(Extracted data)

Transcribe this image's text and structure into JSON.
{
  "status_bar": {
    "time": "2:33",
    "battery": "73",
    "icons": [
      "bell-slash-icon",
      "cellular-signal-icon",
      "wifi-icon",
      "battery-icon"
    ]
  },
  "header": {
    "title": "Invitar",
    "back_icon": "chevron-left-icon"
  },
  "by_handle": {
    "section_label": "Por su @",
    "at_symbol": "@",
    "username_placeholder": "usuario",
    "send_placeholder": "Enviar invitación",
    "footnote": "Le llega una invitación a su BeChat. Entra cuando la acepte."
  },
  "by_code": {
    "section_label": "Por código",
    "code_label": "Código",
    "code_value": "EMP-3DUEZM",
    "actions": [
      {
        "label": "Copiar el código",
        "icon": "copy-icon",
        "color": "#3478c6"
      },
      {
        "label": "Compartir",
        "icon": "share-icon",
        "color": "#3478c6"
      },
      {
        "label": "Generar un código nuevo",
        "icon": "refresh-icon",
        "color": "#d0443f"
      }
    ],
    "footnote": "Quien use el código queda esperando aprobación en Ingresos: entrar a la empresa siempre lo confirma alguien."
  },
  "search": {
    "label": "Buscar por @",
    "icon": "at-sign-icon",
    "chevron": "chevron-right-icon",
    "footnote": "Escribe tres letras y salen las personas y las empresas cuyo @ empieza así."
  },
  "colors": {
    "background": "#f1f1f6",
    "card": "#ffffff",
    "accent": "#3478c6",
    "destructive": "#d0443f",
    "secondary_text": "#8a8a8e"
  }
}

(Written instruction)
Each line that contains the string "chevron" counts once; say how many there are and nothing else.

(Written response)
2